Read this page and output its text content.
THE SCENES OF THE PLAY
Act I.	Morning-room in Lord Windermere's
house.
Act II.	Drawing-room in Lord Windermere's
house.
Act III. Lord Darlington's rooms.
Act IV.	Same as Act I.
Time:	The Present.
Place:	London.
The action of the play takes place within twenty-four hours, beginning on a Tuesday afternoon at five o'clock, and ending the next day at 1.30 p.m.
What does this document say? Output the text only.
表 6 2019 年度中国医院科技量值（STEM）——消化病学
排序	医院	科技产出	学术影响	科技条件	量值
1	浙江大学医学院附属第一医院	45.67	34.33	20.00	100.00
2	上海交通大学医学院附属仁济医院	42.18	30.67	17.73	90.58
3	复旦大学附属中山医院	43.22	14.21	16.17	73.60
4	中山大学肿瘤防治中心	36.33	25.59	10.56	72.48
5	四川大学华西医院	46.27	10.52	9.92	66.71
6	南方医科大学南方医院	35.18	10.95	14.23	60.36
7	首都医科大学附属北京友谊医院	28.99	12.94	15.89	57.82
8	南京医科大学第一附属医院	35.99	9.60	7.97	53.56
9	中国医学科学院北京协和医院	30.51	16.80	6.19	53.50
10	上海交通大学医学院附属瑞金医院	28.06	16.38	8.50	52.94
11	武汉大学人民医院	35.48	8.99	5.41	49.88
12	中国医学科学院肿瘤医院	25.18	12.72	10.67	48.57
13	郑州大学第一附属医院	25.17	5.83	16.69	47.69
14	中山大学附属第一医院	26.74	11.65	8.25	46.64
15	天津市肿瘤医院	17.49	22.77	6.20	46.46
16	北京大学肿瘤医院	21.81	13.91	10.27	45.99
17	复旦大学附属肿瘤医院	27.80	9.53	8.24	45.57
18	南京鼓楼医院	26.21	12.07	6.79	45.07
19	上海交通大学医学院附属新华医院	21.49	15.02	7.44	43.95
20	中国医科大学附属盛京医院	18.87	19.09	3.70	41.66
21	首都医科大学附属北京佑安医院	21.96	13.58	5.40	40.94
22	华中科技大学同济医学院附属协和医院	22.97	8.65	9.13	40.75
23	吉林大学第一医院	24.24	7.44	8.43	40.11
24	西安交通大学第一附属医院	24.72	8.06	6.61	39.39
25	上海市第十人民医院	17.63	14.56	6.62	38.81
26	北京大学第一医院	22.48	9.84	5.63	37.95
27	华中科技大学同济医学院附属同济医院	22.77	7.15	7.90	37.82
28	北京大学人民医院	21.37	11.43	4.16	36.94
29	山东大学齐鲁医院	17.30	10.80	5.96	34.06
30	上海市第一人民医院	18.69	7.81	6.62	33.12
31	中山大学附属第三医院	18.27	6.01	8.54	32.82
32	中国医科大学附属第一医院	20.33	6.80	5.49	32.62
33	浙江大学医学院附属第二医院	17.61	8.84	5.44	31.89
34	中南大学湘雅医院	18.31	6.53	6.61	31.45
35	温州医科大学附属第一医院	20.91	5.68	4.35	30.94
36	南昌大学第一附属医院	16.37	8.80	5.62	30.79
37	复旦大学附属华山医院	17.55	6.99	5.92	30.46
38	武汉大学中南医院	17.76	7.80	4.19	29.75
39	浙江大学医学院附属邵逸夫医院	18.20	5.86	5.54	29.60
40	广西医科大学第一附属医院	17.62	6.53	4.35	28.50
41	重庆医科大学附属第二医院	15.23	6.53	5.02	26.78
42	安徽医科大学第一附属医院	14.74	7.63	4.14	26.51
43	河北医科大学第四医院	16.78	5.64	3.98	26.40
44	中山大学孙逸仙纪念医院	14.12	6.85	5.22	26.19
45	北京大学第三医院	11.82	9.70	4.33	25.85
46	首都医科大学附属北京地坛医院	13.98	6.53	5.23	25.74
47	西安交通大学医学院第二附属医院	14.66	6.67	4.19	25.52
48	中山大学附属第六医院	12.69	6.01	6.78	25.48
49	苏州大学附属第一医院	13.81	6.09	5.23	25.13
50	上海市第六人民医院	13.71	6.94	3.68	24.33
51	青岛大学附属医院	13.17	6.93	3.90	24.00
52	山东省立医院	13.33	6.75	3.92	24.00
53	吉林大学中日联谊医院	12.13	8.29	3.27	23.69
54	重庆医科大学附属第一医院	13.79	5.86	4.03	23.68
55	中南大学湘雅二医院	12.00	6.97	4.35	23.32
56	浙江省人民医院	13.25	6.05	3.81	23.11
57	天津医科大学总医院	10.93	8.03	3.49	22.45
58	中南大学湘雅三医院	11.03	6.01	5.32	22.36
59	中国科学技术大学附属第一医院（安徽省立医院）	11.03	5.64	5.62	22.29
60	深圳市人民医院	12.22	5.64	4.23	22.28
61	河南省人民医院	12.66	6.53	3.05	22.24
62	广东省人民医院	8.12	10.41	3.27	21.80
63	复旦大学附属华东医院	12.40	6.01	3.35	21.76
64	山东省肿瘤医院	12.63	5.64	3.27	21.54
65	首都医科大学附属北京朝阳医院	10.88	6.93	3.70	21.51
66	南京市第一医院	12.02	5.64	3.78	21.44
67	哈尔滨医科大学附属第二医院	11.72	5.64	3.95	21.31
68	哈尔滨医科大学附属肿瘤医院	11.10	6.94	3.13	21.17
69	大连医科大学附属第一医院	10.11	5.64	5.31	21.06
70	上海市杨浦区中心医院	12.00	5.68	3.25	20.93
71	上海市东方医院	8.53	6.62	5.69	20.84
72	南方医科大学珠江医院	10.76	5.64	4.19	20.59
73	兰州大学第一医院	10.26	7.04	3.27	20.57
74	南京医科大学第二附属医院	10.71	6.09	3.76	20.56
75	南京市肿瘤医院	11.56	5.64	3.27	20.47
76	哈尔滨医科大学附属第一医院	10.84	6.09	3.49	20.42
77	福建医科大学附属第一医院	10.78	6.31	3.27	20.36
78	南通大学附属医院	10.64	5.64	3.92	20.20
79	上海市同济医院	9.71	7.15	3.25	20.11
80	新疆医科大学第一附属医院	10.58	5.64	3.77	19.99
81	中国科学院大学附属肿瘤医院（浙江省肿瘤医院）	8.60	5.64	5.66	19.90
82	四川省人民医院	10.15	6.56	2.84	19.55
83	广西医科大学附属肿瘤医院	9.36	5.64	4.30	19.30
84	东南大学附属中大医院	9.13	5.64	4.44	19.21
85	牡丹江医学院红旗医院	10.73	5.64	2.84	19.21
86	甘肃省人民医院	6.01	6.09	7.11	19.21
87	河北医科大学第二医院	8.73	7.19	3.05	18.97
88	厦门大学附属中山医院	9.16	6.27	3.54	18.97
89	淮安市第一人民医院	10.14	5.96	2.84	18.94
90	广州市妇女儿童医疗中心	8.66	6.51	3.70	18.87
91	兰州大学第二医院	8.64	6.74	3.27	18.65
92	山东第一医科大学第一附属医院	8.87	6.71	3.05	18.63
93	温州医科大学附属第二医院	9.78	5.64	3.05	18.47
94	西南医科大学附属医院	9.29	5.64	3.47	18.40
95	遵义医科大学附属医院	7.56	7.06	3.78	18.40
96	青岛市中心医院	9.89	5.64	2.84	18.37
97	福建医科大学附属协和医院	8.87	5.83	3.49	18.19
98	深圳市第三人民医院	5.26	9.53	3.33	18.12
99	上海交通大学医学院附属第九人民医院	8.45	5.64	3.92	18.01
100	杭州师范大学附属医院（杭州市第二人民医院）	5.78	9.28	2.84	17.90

• What the task requires
Reproduce the entries above exactly.

• Answer below
Read this page and output its text content.
THE SCENES OF THE PLAY
Act I.	Morning-room in Lord Windermere's
house.
Act II.	Drawing-room in Lord Windermere's
house.
Act III. Lord Darlington's rooms.
Act IV.	Same as Act I.
Time:	The Present.
Place:	London.
The action of the play takes place within twenty-four hours, beginning on a Tuesday afternoon at five o'clock, and ending the next day at 1.30 p.m.
What does this document say? Output the text only.
表 6 2019 年度中国医院科技量值（STEM）——消化病学
排序	医院	科技产出	学术影响	科技条件	量值
1	浙江大学医学院附属第一医院	45.67	34.33	20.00	100.00
2	上海交通大学医学院附属仁济医院	42.18	30.67	17.73	90.58
3	复旦大学附属中山医院	43.22	14.21	16.17	73.60
4	中山大学肿瘤防治中心	36.33	25.59	10.56	72.48
5	四川大学华西医院	46.27	10.52	9.92	66.71
6	南方医科大学南方医院	35.18	10.95	14.23	60.36
7	首都医科大学附属北京友谊医院	28.99	12.94	15.89	57.82
8	南京医科大学第一附属医院	35.99	9.60	7.97	53.56
9	中国医学科学院北京协和医院	30.51	16.80	6.19	53.50
10	上海交通大学医学院附属瑞金医院	28.06	16.38	8.50	52.94
11	武汉大学人民医院	35.48	8.99	5.41	49.88
12	中国医学科学院肿瘤医院	25.18	12.72	10.67	48.57
13	郑州大学第一附属医院	25.17	5.83	16.69	47.69
14	中山大学附属第一医院	26.74	11.65	8.25	46.64
15	天津市肿瘤医院	17.49	22.77	6.20	46.46
16	北京大学肿瘤医院	21.81	13.91	10.27	45.99
17	复旦大学附属肿瘤医院	27.80	9.53	8.24	45.57
18	南京鼓楼医院	26.21	12.07	6.79	45.07
19	上海交通大学医学院附属新华医院	21.49	15.02	7.44	43.95
20	中国医科大学附属盛京医院	18.87	19.09	3.70	41.66
21	首都医科大学附属北京佑安医院	21.96	13.58	5.40	40.94
22	华中科技大学同济医学院附属协和医院	22.97	8.65	9.13	40.75
23	吉林大学第一医院	24.24	7.44	8.43	40.11
24	西安交通大学第一附属医院	24.72	8.06	6.61	39.39
25	上海市第十人民医院	17.63	14.56	6.62	38.81
26	北京大学第一医院	22.48	9.84	5.63	37.95
27	华中科技大学同济医学院附属同济医院	22.77	7.15	7.90	37.82
28	北京大学人民医院	21.37	11.43	4.16	36.94
29	山东大学齐鲁医院	17.30	10.80	5.96	34.06
30	上海市第一人民医院	18.69	7.81	6.62	33.12
31	中山大学附属第三医院	18.27	6.01	8.54	32.82
32	中国医科大学附属第一医院	20.33	6.80	5.49	32.62
33	浙江大学医学院附属第二医院	17.61	8.84	5.44	31.89
34	中南大学湘雅医院	18.31	6.53	6.61	31.45
35	温州医科大学附属第一医院	20.91	5.68	4.35	30.94
36	南昌大学第一附属医院	16.37	8.80	5.62	30.79
37	复旦大学附属华山医院	17.55	6.99	5.92	30.46
38	武汉大学中南医院	17.76	7.80	4.19	29.75
39	浙江大学医学院附属邵逸夫医院	18.20	5.86	5.54	29.60
40	广西医科大学第一附属医院	17.62	6.53	4.35	28.50
41	重庆医科大学附属第二医院	15.23	6.53	5.02	26.78
42	安徽医科大学第一附属医院	14.74	7.63	4.14	26.51
43	河北医科大学第四医院	16.78	5.64	3.98	26.40
44	中山大学孙逸仙纪念医院	14.12	6.85	5.22	26.19
45	北京大学第三医院	11.82	9.70	4.33	25.85
46	首都医科大学附属北京地坛医院	13.98	6.53	5.23	25.74
47	西安交通大学医学院第二附属医院	14.66	6.67	4.19	25.52
48	中山大学附属第六医院	12.69	6.01	6.78	25.48
49	苏州大学附属第一医院	13.81	6.09	5.23	25.13
50	上海市第六人民医院	13.71	6.94	3.68	24.33
51	青岛大学附属医院	13.17	6.93	3.90	24.00
52	山东省立医院	13.33	6.75	3.92	24.00
53	吉林大学中日联谊医院	12.13	8.29	3.27	23.69
54	重庆医科大学附属第一医院	13.79	5.86	4.03	23.68
55	中南大学湘雅二医院	12.00	6.97	4.35	23.32
56	浙江省人民医院	13.25	6.05	3.81	23.11
57	天津医科大学总医院	10.93	8.03	3.49	22.45
58	中南大学湘雅三医院	11.03	6.01	5.32	22.36
59	中国科学技术大学附属第一医院（安徽省立医院）	11.03	5.64	5.62	22.29
60	深圳市人民医院	12.22	5.64	4.23	22.28
61	河南省人民医院	12.66	6.53	3.05	22.24
62	广东省人民医院	8.12	10.41	3.27	21.80
63	复旦大学附属华东医院	12.40	6.01	3.35	21.76
64	山东省肿瘤医院	12.63	5.64	3.27	21.54
65	首都医科大学附属北京朝阳医院	10.88	6.93	3.70	21.51
66	南京市第一医院	12.02	5.64	3.78	21.44
67	哈尔滨医科大学附属第二医院	11.72	5.64	3.95	21.31
68	哈尔滨医科大学附属肿瘤医院	11.10	6.94	3.13	21.17
69	大连医科大学附属第一医院	10.11	5.64	5.31	21.06
70	上海市杨浦区中心医院	12.00	5.68	3.25	20.93
71	上海市东方医院	8.53	6.62	5.69	20.84
72	南方医科大学珠江医院	10.76	5.64	4.19	20.59
73	兰州大学第一医院	10.26	7.04	3.27	20.57
74	南京医科大学第二附属医院	10.71	6.09	3.76	20.56
75	南京市肿瘤医院	11.56	5.64	3.27	20.47
76	哈尔滨医科大学附属第一医院	10.84	6.09	3.49	20.42
77	福建医科大学附属第一医院	10.78	6.31	3.27	20.36
78	南通大学附属医院	10.64	5.64	3.92	20.20
79	上海市同济医院	9.71	7.15	3.25	20.11
80	新疆医科大学第一附属医院	10.58	5.64	3.77	19.99
81	中国科学院大学附属肿瘤医院（浙江省肿瘤医院）	8.60	5.64	5.66	19.90
82	四川省人民医院	10.15	6.56	2.84	19.55
83	广西医科大学附属肿瘤医院	9.36	5.64	4.30	19.30
84	东南大学附属中大医院	9.13	5.64	4.44	19.21
85	牡丹江医学院红旗医院	10.73	5.64	2.84	19.21
86	甘肃省人民医院	6.01	6.09	7.11	19.21
87	河北医科大学第二医院	8.73	7.19	3.05	18.97
88	厦门大学附属中山医院	9.16	6.27	3.54	18.97
89	淮安市第一人民医院	10.14	5.96	2.84	18.94
90	广州市妇女儿童医疗中心	8.66	6.51	3.70	18.87
91	兰州大学第二医院	8.64	6.74	3.27	18.65
92	山东第一医科大学第一附属医院	8.87	6.71	3.05	18.63
93	温州医科大学附属第二医院	9.78	5.64	3.05	18.47
94	西南医科大学附属医院	9.29	5.64	3.47	18.40
95	遵义医科大学附属医院	7.56	7.06	3.78	18.40
96	青岛市中心医院	9.89	5.64	2.84	18.37
97	福建医科大学附属协和医院	8.87	5.83	3.49	18.19
98	深圳市第三人民医院	5.26	9.53	3.33	18.12
99	上海交通大学医学院附属第九人民医院	8.45	5.64	3.92	18.01
100	杭州师范大学附属医院（杭州市第二人民医院）	5.78	9.28	2.84	17.90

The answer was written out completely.